> [WORK INSTRUCTIONS]: Here are some records; return them all exactly.

Stored data
____
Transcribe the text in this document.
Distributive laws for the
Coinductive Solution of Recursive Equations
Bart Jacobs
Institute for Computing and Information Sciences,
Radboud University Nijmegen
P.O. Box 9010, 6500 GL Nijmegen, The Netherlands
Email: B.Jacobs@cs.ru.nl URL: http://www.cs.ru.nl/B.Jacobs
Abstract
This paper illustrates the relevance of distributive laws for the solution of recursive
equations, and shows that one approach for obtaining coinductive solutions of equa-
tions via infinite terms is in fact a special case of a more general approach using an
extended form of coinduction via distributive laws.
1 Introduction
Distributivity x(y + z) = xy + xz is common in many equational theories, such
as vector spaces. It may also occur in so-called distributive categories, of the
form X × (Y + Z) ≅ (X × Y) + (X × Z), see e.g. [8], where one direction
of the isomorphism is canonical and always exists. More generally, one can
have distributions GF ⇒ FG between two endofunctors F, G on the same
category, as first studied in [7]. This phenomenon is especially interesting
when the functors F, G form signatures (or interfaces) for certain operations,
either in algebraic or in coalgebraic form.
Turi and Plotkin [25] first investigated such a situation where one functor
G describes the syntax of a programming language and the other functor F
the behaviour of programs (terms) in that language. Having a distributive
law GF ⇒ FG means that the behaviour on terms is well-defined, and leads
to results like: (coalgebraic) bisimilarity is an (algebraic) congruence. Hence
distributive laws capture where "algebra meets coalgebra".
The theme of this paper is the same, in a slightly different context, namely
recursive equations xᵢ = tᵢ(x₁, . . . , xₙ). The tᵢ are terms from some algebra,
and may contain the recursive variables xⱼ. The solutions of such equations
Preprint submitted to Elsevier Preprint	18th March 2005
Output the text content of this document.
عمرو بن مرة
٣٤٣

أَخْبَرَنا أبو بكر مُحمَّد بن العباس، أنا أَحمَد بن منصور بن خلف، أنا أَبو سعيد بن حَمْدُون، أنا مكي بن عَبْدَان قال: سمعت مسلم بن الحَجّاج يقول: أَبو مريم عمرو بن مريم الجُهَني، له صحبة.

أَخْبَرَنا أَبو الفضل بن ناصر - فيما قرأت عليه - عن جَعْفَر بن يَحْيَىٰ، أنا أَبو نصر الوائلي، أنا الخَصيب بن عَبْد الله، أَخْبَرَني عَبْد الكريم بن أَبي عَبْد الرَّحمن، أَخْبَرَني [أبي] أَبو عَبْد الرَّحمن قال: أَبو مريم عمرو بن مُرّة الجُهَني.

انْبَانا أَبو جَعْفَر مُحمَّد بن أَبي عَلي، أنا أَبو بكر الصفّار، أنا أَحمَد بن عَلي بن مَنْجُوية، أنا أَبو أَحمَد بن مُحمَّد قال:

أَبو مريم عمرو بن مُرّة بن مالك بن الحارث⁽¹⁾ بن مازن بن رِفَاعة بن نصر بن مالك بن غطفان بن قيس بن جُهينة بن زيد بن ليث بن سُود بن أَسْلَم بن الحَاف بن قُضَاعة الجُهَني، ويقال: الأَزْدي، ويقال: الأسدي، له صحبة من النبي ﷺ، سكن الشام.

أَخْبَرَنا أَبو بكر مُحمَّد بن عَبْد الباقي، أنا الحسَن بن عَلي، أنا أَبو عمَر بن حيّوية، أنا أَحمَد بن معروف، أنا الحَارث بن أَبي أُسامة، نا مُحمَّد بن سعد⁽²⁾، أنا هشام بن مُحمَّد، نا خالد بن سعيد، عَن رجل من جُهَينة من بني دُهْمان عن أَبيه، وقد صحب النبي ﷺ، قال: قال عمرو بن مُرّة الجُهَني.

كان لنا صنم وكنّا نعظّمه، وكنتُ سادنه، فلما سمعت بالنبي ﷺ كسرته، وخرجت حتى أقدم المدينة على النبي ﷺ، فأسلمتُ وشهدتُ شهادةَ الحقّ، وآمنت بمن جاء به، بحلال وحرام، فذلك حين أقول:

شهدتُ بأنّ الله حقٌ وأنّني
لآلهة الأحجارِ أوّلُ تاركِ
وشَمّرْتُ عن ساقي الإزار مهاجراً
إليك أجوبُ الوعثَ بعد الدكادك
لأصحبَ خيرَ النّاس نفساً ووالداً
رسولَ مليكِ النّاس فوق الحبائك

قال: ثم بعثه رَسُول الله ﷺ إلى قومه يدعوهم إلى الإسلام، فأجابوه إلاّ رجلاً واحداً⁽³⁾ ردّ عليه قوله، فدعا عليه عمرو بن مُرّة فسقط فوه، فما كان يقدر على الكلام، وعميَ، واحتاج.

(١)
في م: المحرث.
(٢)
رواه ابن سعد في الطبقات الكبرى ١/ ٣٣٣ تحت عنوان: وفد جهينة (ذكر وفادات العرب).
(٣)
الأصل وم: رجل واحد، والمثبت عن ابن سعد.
____
> [EXPECTED ANSWER]:
Transcribe the text in this document.
Distributive laws for the
Coinductive Solution of Recursive Equations
Bart Jacobs
Institute for Computing and Information Sciences,
Radboud University Nijmegen
P.O. Box 9010, 6500 GL Nijmegen, The Netherlands
Email: B.Jacobs@cs.ru.nl URL: http://www.cs.ru.nl/B.Jacobs
Abstract
This paper illustrates the relevance of distributive laws for the solution of recursive
equations, and shows that one approach for obtaining coinductive solutions of equa-
tions via infinite terms is in fact a special case of a more general approach using an
extended form of coinduction via distributive laws.
1 Introduction
Distributivity x(y + z) = xy + xz is common in many equational theories, such
as vector spaces. It may also occur in so-called distributive categories, of the
form X × (Y + Z) ≅ (X × Y) + (X × Z), see e.g. [8], where one direction
of the isomorphism is canonical and always exists. More generally, one can
have distributions GF ⇒ FG between two endofunctors F, G on the same
category, as first studied in [7]. This phenomenon is especially interesting
when the functors F, G form signatures (or interfaces) for certain operations,
either in algebraic or in coalgebraic form.
Turi and Plotkin [25] first investigated such a situation where one functor
G describes the syntax of a programming language and the other functor F
the behaviour of programs (terms) in that language. Having a distributive
law GF ⇒ FG means that the behaviour on terms is well-defined, and leads
to results like: (coalgebraic) bisimilarity is an (algebraic) congruence. Hence
distributive laws capture where "algebra meets coalgebra".
The theme of this paper is the same, in a slightly different context, namely
recursive equations xᵢ = tᵢ(x₁, . . . , xₙ). The tᵢ are terms from some algebra,
and may contain the recursive variables xⱼ. The solutions of such equations
Preprint submitted to Elsevier Preprint	18th March 2005
Output the text content of this document.
عمرو بن مرة
٣٤٣

أَخْبَرَنا أبو بكر مُحمَّد بن العباس، أنا أَحمَد بن منصور بن خلف، أنا أَبو سعيد بن حَمْدُون، أنا مكي بن عَبْدَان قال: سمعت مسلم بن الحَجّاج يقول: أَبو مريم عمرو بن مريم الجُهَني، له صحبة.

أَخْبَرَنا أَبو الفضل بن ناصر - فيما قرأت عليه - عن جَعْفَر بن يَحْيَىٰ، أنا أَبو نصر الوائلي، أنا الخَصيب بن عَبْد الله، أَخْبَرَني عَبْد الكريم بن أَبي عَبْد الرَّحمن، أَخْبَرَني [أبي] أَبو عَبْد الرَّحمن قال: أَبو مريم عمرو بن مُرّة الجُهَني.

انْبَانا أَبو جَعْفَر مُحمَّد بن أَبي عَلي، أنا أَبو بكر الصفّار، أنا أَحمَد بن عَلي بن مَنْجُوية، أنا أَبو أَحمَد بن مُحمَّد قال:

أَبو مريم عمرو بن مُرّة بن مالك بن الحارث⁽¹⁾ بن مازن بن رِفَاعة بن نصر بن مالك بن غطفان بن قيس بن جُهينة بن زيد بن ليث بن سُود بن أَسْلَم بن الحَاف بن قُضَاعة الجُهَني، ويقال: الأَزْدي، ويقال: الأسدي، له صحبة من النبي ﷺ، سكن الشام.

أَخْبَرَنا أَبو بكر مُحمَّد بن عَبْد الباقي، أنا الحسَن بن عَلي، أنا أَبو عمَر بن حيّوية، أنا أَحمَد بن معروف، أنا الحَارث بن أَبي أُسامة، نا مُحمَّد بن سعد⁽²⁾، أنا هشام بن مُحمَّد، نا خالد بن سعيد، عَن رجل من جُهَينة من بني دُهْمان عن أَبيه، وقد صحب النبي ﷺ، قال: قال عمرو بن مُرّة الجُهَني.

كان لنا صنم وكنّا نعظّمه، وكنتُ سادنه، فلما سمعت بالنبي ﷺ كسرته، وخرجت حتى أقدم المدينة على النبي ﷺ، فأسلمتُ وشهدتُ شهادةَ الحقّ، وآمنت بمن جاء به، بحلال وحرام، فذلك حين أقول:

شهدتُ بأنّ الله حقٌ وأنّني
لآلهة الأحجارِ أوّلُ تاركِ
وشَمّرْتُ عن ساقي الإزار مهاجراً
إليك أجوبُ الوعثَ بعد الدكادك
لأصحبَ خيرَ النّاس نفساً ووالداً
رسولَ مليكِ النّاس فوق الحبائك

قال: ثم بعثه رَسُول الله ﷺ إلى قومه يدعوهم إلى الإسلام، فأجابوه إلاّ رجلاً واحداً⁽³⁾ ردّ عليه قوله، فدعا عليه عمرو بن مُرّة فسقط فوه، فما كان يقدر على الكلام، وعميَ، واحتاج.

(١)
في م: المحرث.
(٢)
رواه ابن سعد في الطبقات الكبرى ١/ ٣٣٣ تحت عنوان: وفد جهينة (ذكر وفادات العرب).
(٣)
الأصل وم: رجل واحد، والمثبت عن ابن سعد.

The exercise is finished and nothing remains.